=== EXERCISE DETAILS ===
Your task is to copy the material exactly.

— Begin —

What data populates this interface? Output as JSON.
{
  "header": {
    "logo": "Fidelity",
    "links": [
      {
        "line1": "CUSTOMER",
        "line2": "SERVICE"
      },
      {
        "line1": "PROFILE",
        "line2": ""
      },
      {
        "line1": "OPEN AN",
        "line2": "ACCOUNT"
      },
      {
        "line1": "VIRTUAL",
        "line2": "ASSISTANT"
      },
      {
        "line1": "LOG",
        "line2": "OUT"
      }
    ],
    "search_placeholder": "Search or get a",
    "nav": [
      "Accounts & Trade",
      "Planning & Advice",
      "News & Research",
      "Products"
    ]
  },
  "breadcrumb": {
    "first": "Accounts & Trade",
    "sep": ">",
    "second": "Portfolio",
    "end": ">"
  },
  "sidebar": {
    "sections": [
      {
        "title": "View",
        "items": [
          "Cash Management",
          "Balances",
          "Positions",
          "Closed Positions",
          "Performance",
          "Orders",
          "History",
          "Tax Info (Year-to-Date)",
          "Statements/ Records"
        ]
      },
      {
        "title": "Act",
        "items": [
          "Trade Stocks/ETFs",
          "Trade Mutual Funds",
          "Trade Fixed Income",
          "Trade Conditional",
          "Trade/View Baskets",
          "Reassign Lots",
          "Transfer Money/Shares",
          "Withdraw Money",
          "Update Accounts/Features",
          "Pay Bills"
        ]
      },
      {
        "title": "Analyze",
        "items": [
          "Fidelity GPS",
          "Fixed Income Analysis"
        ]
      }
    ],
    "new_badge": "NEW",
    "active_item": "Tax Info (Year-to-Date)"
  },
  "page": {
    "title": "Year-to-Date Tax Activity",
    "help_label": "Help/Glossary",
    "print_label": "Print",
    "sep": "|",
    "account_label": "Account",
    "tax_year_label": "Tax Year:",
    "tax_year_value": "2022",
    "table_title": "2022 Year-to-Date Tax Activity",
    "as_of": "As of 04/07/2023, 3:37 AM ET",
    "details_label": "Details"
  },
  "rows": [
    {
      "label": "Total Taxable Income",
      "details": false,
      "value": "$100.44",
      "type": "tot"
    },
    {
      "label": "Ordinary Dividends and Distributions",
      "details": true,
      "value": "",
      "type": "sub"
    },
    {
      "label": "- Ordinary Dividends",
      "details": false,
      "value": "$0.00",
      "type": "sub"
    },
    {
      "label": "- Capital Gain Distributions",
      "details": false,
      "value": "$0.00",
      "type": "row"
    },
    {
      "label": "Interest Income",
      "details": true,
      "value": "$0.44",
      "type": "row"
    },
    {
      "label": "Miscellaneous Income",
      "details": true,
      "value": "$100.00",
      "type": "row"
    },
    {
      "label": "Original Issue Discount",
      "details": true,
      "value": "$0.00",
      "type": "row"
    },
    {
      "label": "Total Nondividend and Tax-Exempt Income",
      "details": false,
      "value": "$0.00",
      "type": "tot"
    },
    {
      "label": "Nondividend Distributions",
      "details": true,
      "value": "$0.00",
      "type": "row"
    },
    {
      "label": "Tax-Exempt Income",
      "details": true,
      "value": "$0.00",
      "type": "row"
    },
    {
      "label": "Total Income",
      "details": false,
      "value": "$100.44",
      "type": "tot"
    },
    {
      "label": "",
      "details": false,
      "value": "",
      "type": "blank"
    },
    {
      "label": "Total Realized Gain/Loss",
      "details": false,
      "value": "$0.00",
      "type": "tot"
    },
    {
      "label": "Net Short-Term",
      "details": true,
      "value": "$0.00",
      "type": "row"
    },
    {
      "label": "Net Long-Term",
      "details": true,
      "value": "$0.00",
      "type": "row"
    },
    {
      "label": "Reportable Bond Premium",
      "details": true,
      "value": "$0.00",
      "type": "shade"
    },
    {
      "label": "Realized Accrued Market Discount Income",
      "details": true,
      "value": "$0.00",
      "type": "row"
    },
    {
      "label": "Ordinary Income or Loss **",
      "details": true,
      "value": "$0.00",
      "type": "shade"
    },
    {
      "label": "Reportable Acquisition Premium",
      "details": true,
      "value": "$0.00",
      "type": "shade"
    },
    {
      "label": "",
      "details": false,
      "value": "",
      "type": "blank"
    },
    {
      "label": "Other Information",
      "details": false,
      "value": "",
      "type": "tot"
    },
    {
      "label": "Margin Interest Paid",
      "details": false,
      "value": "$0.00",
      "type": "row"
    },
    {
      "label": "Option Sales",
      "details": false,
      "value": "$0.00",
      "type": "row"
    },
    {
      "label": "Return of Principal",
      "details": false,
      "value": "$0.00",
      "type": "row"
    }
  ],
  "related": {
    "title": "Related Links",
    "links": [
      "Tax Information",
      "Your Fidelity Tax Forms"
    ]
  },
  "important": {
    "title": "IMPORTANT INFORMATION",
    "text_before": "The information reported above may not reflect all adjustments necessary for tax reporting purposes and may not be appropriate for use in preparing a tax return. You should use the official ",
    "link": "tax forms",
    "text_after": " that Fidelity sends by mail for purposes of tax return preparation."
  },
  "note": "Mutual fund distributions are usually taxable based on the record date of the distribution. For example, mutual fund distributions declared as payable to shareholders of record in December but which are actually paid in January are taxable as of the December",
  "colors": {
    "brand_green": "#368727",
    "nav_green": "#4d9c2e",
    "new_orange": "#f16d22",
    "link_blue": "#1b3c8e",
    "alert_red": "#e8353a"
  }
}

— End —

=== ANSWER FOR THIS EXERCISE ===
What data populates this interface? Output as JSON.
{
  "header": {
    "logo": "Fidelity",
    "links": [
      {
        "line1": "CUSTOMER",
        "line2": "SERVICE"
      },
      {
        "line1": "PROFILE",
        "line2": ""
      },
      {
        "line1": "OPEN AN",
        "line2": "ACCOUNT"
      },
      {
        "line1": "VIRTUAL",
        "line2": "ASSISTANT"
      },
      {
        "line1": "LOG",
        "line2": "OUT"
      }
    ],
    "search_placeholder": "Search or get a",
    "nav": [
      "Accounts & Trade",
      "Planning & Advice",
      "News & Research",
      "Products"
    ]
  },
  "breadcrumb": {
    "first": "Accounts & Trade",
    "sep": ">",
    "second": "Portfolio",
    "end": ">"
  },
  "sidebar": {
    "sections": [
      {
        "title": "View",
        "items": [
          "Cash Management",
          "Balances",
          "Positions",
          "Closed Positions",
          "Performance",
          "Orders",
          "History",
          "Tax Info (Year-to-Date)",
          "Statements/ Records"
        ]
      },
      {
        "title": "Act",
        "items": [
          "Trade Stocks/ETFs",
          "Trade Mutual Funds",
          "Trade Fixed Income",
          "Trade Conditional",
          "Trade/View Baskets",
          "Reassign Lots",
          "Transfer Money/Shares",
          "Withdraw Money",
          "Update Accounts/Features",
          "Pay Bills"
        ]
      },
      {
        "title": "Analyze",
        "items": [
          "Fidelity GPS",
          "Fixed Income Analysis"
        ]
      }
    ],
    "new_badge": "NEW",
    "active_item": "Tax Info (Year-to-Date)"
  },
  "page": {
    "title": "Year-to-Date Tax Activity",
    "help_label": "Help/Glossary",
    "print_label": "Print",
    "sep": "|",
    "account_label": "Account",
    "tax_year_label": "Tax Year:",
    "tax_year_value": "2022",
    "table_title": "2022 Year-to-Date Tax Activity",
    "as_of": "As of 04/07/2023, 3:37 AM ET",
    "details_label": "Details"
  },
  "rows": [
    {
      "label": "Total Taxable Income",
      "details": false,
      "value": "$100.44",
      "type": "tot"
    },
    {
      "label": "Ordinary Dividends and Distributions",
      "details": true,
      "value": "",
      "type": "sub"
    },
    {
      "label": "- Ordinary Dividends",
      "details": false,
      "value": "$0.00",
      "type": "sub"
    },
    {
      "label": "- Capital Gain Distributions",
      "details": false,
      "value": "$0.00",
      "type": "row"
    },
    {
      "label": "Interest Income",
      "details": true,
      "value": "$0.44",
      "type": "row"
    },
    {
      "label": "Miscellaneous Income",
      "details": true,
      "value": "$100.00",
      "type": "row"
    },
    {
      "label": "Original Issue Discount",
      "details": true,
      "value": "$0.00",
      "type": "row"
    },
    {
      "label": "Total Nondividend and Tax-Exempt Income",
      "details": false,
      "value": "$0.00",
      "type": "tot"
    },
    {
      "label": "Nondividend Distributions",
      "details": true,
      "value": "$0.00",
      "type": "row"
    },
    {
      "label": "Tax-Exempt Income",
      "details": true,
      "value": "$0.00",
      "type": "row"
    },
    {
      "label": "Total Income",
      "details": false,
      "value": "$100.44",
      "type": "tot"
    },
    {
      "label": "",
      "details": false,
      "value": "",
      "type": "blank"
    },
    {
      "label": "Total Realized Gain/Loss",
      "details": false,
      "value": "$0.00",
      "type": "tot"
    },
    {
      "label": "Net Short-Term",
      "details": true,
      "value": "$0.00",
      "type": "row"
    },
    {
      "label": "Net Long-Term",
      "details": true,
      "value": "$0.00",
      "type": "row"
    },
    {
      "label": "Reportable Bond Premium",
      "details": true,
      "value": "$0.00",
      "type": "shade"
    },
    {
      "label": "Realized Accrued Market Discount Income",
      "details": true,
      "value": "$0.00",
      "type": "row"
    },
    {
      "label": "Ordinary Income or Loss **",
      "details": true,
      "value": "$0.00",
      "type": "shade"
    },
    {
      "label": "Reportable Acquisition Premium",
      "details": true,
      "value": "$0.00",
      "type": "shade"
    },
    {
      "label": "",
      "details": false,
      "value": "",
      "type": "blank"
    },
    {
      "label": "Other Information",
      "details": false,
      "value": "",
      "type": "tot"
    },
    {
      "label": "Margin Interest Paid",
      "details": false,
      "value": "$0.00",
      "type": "row"
    },
    {
      "label": "Option Sales",
      "details": false,
      "value": "$0.00",
      "type": "row"
    },
    {
      "label": "Return of Principal",
      "details": false,
      "value": "$0.00",
      "type": "row"
    }
  ],
  "related": {
    "title": "Related Links",
    "links": [
      "Tax Information",
      "Your Fidelity Tax Forms"
    ]
  },
  "important": {
    "title": "IMPORTANT INFORMATION",
    "text_before": "The information reported above may not reflect all adjustments necessary for tax reporting purposes and may not be appropriate for use in preparing a tax return. You should use the official ",
    "link": "tax forms",
    "text_after": " that Fidelity sends by mail for purposes of tax return preparation."
  },
  "note": "Mutual fund distributions are usually taxable based on the record date of the distribution. For example, mutual fund distributions declared as payable to shareholders of record in December but which are actually paid in January are taxable as of the December",
  "colors": {
    "brand_green": "#368727",
    "nav_green": "#4d9c2e",
    "new_orange": "#f16d22",
    "link_blue": "#1b3c8e",
    "alert_red": "#e8353a"
  }
}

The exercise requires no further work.